• PROBLEM TO WORK ON:
Could you write out every entry exactly as it stands?

• GIVEN DATA:
◆ ◆ ◆
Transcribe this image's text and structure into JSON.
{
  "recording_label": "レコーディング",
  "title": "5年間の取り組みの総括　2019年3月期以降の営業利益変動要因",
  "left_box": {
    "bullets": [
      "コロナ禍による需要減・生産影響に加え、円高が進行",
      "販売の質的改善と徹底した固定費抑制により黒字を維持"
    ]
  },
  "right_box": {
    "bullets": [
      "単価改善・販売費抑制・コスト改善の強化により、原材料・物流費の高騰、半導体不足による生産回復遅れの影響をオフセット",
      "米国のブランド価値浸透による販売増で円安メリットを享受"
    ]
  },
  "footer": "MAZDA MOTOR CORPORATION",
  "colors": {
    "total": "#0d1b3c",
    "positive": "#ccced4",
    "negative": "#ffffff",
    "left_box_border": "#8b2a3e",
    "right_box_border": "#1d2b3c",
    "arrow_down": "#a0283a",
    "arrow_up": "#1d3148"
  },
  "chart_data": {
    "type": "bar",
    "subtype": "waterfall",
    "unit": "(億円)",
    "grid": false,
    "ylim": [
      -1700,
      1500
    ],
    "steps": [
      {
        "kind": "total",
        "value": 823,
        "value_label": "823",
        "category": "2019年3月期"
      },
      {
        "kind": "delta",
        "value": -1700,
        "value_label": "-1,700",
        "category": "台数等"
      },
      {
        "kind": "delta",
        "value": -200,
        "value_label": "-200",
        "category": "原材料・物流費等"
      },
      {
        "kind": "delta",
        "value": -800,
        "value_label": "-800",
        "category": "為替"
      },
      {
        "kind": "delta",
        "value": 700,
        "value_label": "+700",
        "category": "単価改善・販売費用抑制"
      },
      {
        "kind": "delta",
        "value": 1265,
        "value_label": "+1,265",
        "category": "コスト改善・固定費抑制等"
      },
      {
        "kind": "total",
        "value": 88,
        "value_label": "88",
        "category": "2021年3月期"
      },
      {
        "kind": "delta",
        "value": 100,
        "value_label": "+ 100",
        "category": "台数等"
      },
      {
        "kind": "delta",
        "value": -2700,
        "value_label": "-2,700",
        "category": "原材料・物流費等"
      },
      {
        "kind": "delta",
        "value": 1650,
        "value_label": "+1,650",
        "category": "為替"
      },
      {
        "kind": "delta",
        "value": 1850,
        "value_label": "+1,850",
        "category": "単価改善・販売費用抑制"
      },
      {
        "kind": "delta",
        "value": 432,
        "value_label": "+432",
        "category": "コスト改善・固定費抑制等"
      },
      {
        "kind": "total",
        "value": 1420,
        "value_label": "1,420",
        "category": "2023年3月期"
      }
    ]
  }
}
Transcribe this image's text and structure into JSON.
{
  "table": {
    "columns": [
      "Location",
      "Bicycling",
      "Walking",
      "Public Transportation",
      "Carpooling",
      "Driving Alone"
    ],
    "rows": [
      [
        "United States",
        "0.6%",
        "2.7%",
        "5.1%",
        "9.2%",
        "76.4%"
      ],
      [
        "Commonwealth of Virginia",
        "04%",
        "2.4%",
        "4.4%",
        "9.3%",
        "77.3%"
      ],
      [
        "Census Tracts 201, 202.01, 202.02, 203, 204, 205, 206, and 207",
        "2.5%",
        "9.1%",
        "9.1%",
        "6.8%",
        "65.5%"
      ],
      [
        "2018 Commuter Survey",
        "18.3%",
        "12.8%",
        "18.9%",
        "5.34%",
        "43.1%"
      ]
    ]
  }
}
◆ ◆ ◆
• SOLUTION TO THIS TASK:
Transcribe this image's text and structure into JSON.
{
  "recording_label": "レコーディング",
  "title": "5年間の取り組みの総括　2019年3月期以降の営業利益変動要因",
  "left_box": {
    "bullets": [
      "コロナ禍による需要減・生産影響に加え、円高が進行",
      "販売の質的改善と徹底した固定費抑制により黒字を維持"
    ]
  },
  "right_box": {
    "bullets": [
      "単価改善・販売費抑制・コスト改善の強化により、原材料・物流費の高騰、半導体不足による生産回復遅れの影響をオフセット",
      "米国のブランド価値浸透による販売増で円安メリットを享受"
    ]
  },
  "footer": "MAZDA MOTOR CORPORATION",
  "colors": {
    "total": "#0d1b3c",
    "positive": "#ccced4",
    "negative": "#ffffff",
    "left_box_border": "#8b2a3e",
    "right_box_border": "#1d2b3c",
    "arrow_down": "#a0283a",
    "arrow_up": "#1d3148"
  },
  "chart_data": {
    "type": "bar",
    "subtype": "waterfall",
    "unit": "(億円)",
    "grid": false,
    "ylim": [
      -1700,
      1500
    ],
    "steps": [
      {
        "kind": "total",
        "value": 823,
        "value_label": "823",
        "category": "2019年3月期"
      },
      {
        "kind": "delta",
        "value": -1700,
        "value_label": "-1,700",
        "category": "台数等"
      },
      {
        "kind": "delta",
        "value": -200,
        "value_label": "-200",
        "category": "原材料・物流費等"
      },
      {
        "kind": "delta",
        "value": -800,
        "value_label": "-800",
        "category": "為替"
      },
      {
        "kind": "delta",
        "value": 700,
        "value_label": "+700",
        "category": "単価改善・販売費用抑制"
      },
      {
        "kind": "delta",
        "value": 1265,
        "value_label": "+1,265",
        "category": "コスト改善・固定費抑制等"
      },
      {
        "kind": "total",
        "value": 88,
        "value_label": "88",
        "category": "2021年3月期"
      },
      {
        "kind": "delta",
        "value": 100,
        "value_label": "+ 100",
        "category": "台数等"
      },
      {
        "kind": "delta",
        "value": -2700,
        "value_label": "-2,700",
        "category": "原材料・物流費等"
      },
      {
        "kind": "delta",
        "value": 1650,
        "value_label": "+1,650",
        "category": "為替"
      },
      {
        "kind": "delta",
        "value": 1850,
        "value_label": "+1,850",
        "category": "単価改善・販売費用抑制"
      },
      {
        "kind": "delta",
        "value": 432,
        "value_label": "+432",
        "category": "コスト改善・固定費抑制等"
      },
      {
        "kind": "total",
        "value": 1420,
        "value_label": "1,420",
        "category": "2023年3月期"
      }
    ]
  }
}
Transcribe this image's text and structure into JSON.
{
  "table": {
    "columns": [
      "Location",
      "Bicycling",
      "Walking",
      "Public Transportation",
      "Carpooling",
      "Driving Alone"
    ],
    "rows": [
      [
        "United States",
        "0.6%",
        "2.7%",
        "5.1%",
        "9.2%",
        "76.4%"
      ],
      [
        "Commonwealth of Virginia",
        "04%",
        "2.4%",
        "4.4%",
        "9.3%",
        "77.3%"
      ],
      [
        "Census Tracts 201, 202.01, 202.02, 203, 204, 205, 206, and 207",
        "2.5%",
        "9.1%",
        "9.1%",
        "6.8%",
        "65.5%"
      ],
      [
        "2018 Commuter Survey",
        "18.3%",
        "12.8%",
        "18.9%",
        "5.34%",
        "43.1%"
      ]
    ]
  }
}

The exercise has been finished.